**What is needed:** For the data below, report the number of lines that contain the string "ISTRUZIONE" and nothing else.

**Provided material:**
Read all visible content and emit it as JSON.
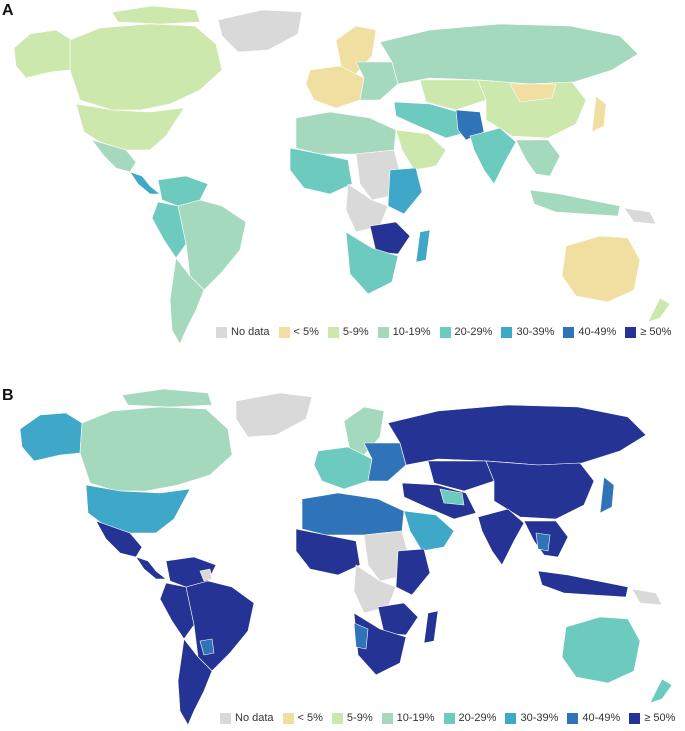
{
  "panel_a": {
    "label": "A"
  },
  "panel_b": {
    "label": "B"
  },
  "legend": [
    {
      "label": "No data",
      "color": "#d9d9d9"
    },
    {
      "label": "< 5%",
      "color": "#f0dfa0"
    },
    {
      "label": "5-9%",
      "color": "#cde8ac"
    },
    {
      "label": "10-19%",
      "color": "#a5d9bd"
    },
    {
      "label": "20-29%",
      "color": "#6ccabf"
    },
    {
      "label": "30-39%",
      "color": "#3fa8c8"
    },
    {
      "label": "40-49%",
      "color": "#2f73b8"
    },
    {
      "label": "≥ 50%",
      "color": "#253494"
    }
  ],
  "colors": {
    "nodata": "#d9d9d9",
    "lt5": "#f0dfa0",
    "c5_9": "#cde8ac",
    "c10_19": "#a5d9bd",
    "c20_29": "#6ccabf",
    "c30_39": "#3fa8c8",
    "c40_49": "#2f73b8",
    "ge50": "#253494"
  }
}
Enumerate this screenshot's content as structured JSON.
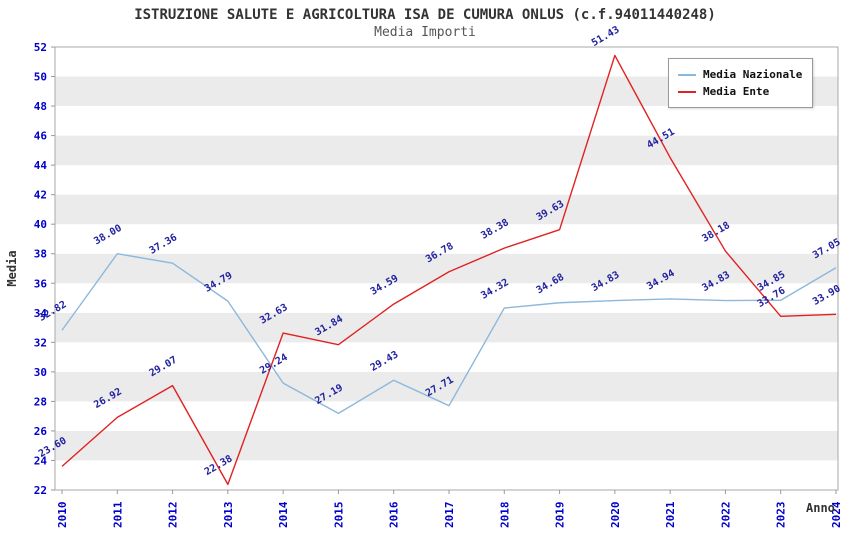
{
  "title": "ISTRUZIONE SALUTE E AGRICOLTURA ISA DE CUMURA ONLUS (c.f.94011440248)",
  "subtitle": "Media Importi",
  "axis": {
    "x_label": "Anno",
    "y_label": "Media"
  },
  "colors": {
    "national_line": "#8CB8DC",
    "ente_line": "#E02222",
    "tick_label": "#0000CC",
    "data_label": "#2222A0",
    "band": "#EBEBEB",
    "plot_border": "#AAAAAA",
    "axis_text": "#333333"
  },
  "chart_data": {
    "type": "line",
    "title": "ISTRUZIONE SALUTE E AGRICOLTURA ISA DE CUMURA ONLUS (c.f.94011440248)",
    "subtitle": "Media Importi",
    "xlabel": "Anno",
    "ylabel": "Media",
    "ylim": [
      22,
      52
    ],
    "ytick_step": 2,
    "grid": "horizontal-bands",
    "legend_position": "top-right",
    "x": [
      2010,
      2011,
      2012,
      2013,
      2014,
      2015,
      2016,
      2017,
      2018,
      2019,
      2020,
      2021,
      2022,
      2023,
      2024
    ],
    "series": [
      {
        "name": "Media Nazionale",
        "color": "#8CB8DC",
        "values": [
          32.82,
          38.0,
          37.36,
          34.79,
          29.24,
          27.19,
          29.43,
          27.71,
          34.32,
          34.68,
          34.83,
          34.94,
          34.83,
          34.85,
          37.05
        ]
      },
      {
        "name": "Media Ente",
        "color": "#E02222",
        "values": [
          23.6,
          26.92,
          29.07,
          22.38,
          32.63,
          31.84,
          34.59,
          36.78,
          38.38,
          39.63,
          51.43,
          44.51,
          38.18,
          33.76,
          33.9
        ]
      }
    ]
  }
}
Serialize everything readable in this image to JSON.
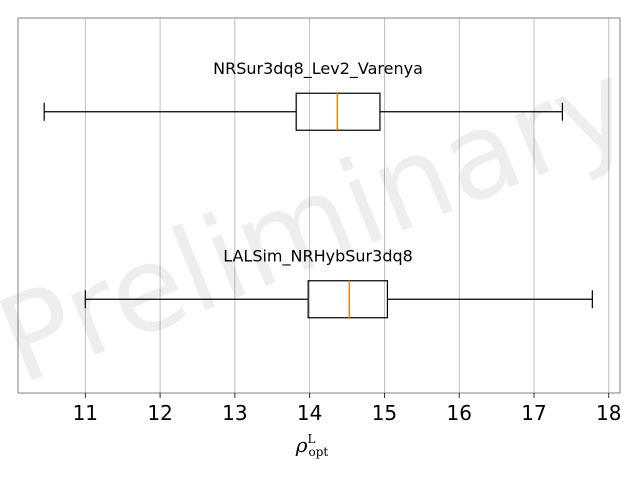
{
  "chart_data": {
    "type": "boxplot",
    "orientation": "horizontal",
    "xlabel": "ρ",
    "xlabel_superscript": "L",
    "xlabel_subscript": "opt",
    "xlim": [
      10.1,
      18.15
    ],
    "xticks": [
      11,
      12,
      13,
      14,
      15,
      16,
      17,
      18
    ],
    "grid": "vertical",
    "watermark": "Preliminary",
    "colors": {
      "box": "#000000",
      "median": "#ff7f0e",
      "grid": "#b0b0b0",
      "frame": "#808080"
    },
    "series": [
      {
        "name": "NRSur3dq8_Lev2_Varenya",
        "whisker_low": 10.45,
        "q1": 13.82,
        "median": 14.37,
        "q3": 14.94,
        "whisker_high": 17.38
      },
      {
        "name": "LALSim_NRHybSur3dq8",
        "whisker_low": 11.0,
        "q1": 13.98,
        "median": 14.53,
        "q3": 15.04,
        "whisker_high": 17.78
      }
    ]
  }
}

**Expected answer:** 2